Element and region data
━━━━━━━━━━━━━━━━

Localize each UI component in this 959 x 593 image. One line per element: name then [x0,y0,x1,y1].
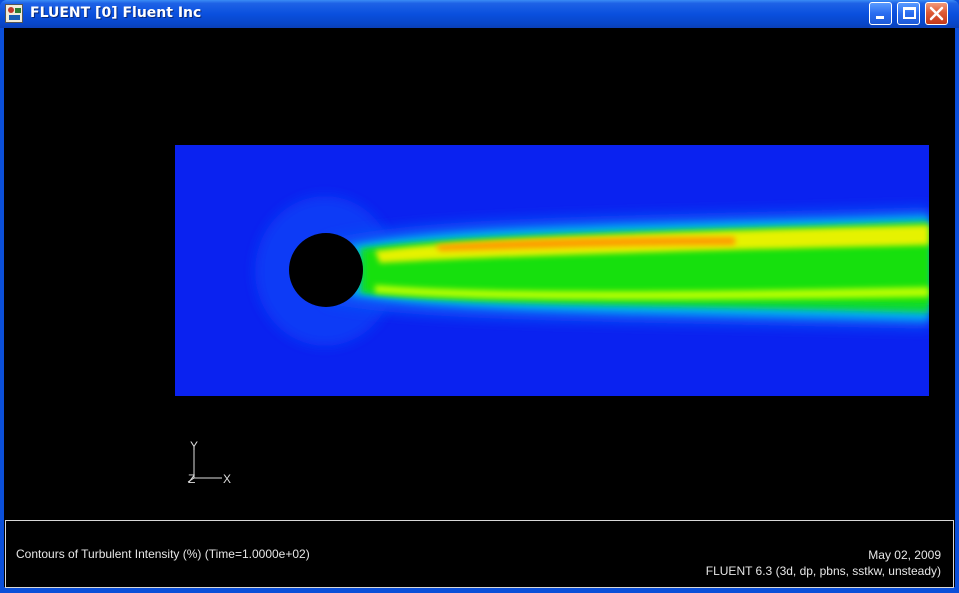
window-title: FLUENT [0] Fluent Inc [30,5,202,21]
title-bar[interactable]: FLUENT [0] Fluent Inc [0,0,959,28]
axes-triad: Y X Z [187,439,231,486]
caption-date: May 02, 2009 [868,548,941,562]
cylinder [289,233,363,307]
close-button[interactable] [925,2,948,25]
contour-plot[interactable] [175,145,929,396]
axis-y-label: Y [190,439,198,453]
minimize-icon [876,16,884,19]
plot-caption: Contours of Turbulent Intensity (%) (Tim… [5,520,954,588]
minimize-button[interactable] [869,2,892,25]
caption-solver: FLUENT 6.3 (3d, dp, pbns, sstkw, unstead… [705,564,941,578]
axis-x-label: X [223,472,231,486]
graphics-canvas[interactable] [4,28,955,587]
fluent-app-icon[interactable] [5,4,23,23]
maximize-icon [903,7,916,19]
maximize-button[interactable] [897,2,920,25]
fluent-graphics-window: FLUENT [0] Fluent Inc Y X Z Contours of … [0,0,959,593]
axis-z-label: Z [188,472,195,486]
caption-title: Contours of Turbulent Intensity (%) (Tim… [16,547,310,561]
caption-info: May 02, 2009 FLUENT 6.3 (3d, dp, pbns, s… [706,547,941,579]
close-icon [929,6,944,21]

━━━━━━━━━━━━━━━━

Stated exercise: Copy the lines of the data verbatim, from the line containing "window-title: FLUENT [0]" through the end of the data, both included.

Output for this task:
window-title: FLUENT [0] Fluent Inc [30,5,202,21]
title-bar[interactable]: FLUENT [0] Fluent Inc [0,0,959,28]
axes-triad: Y X Z [187,439,231,486]
caption-date: May 02, 2009 [868,548,941,562]
cylinder [289,233,363,307]
close-button[interactable] [925,2,948,25]
contour-plot[interactable] [175,145,929,396]
axis-y-label: Y [190,439,198,453]
minimize-icon [876,16,884,19]
plot-caption: Contours of Turbulent Intensity (%) (Tim… [5,520,954,588]
minimize-button[interactable] [869,2,892,25]
caption-solver: FLUENT 6.3 (3d, dp, pbns, sstkw, unstead… [705,564,941,578]
axis-x-label: X [223,472,231,486]
graphics-canvas[interactable] [4,28,955,587]
fluent-app-icon[interactable] [5,4,23,23]
maximize-icon [903,7,916,19]
maximize-button[interactable] [897,2,920,25]
fluent-graphics-window: FLUENT [0] Fluent Inc Y X Z Contours of … [0,0,959,593]
axis-z-label: Z [188,472,195,486]
caption-title: Contours of Turbulent Intensity (%) (Tim… [16,547,310,561]
caption-info: May 02, 2009 FLUENT 6.3 (3d, dp, pbns, s… [706,547,941,579]
close-icon [929,6,944,21]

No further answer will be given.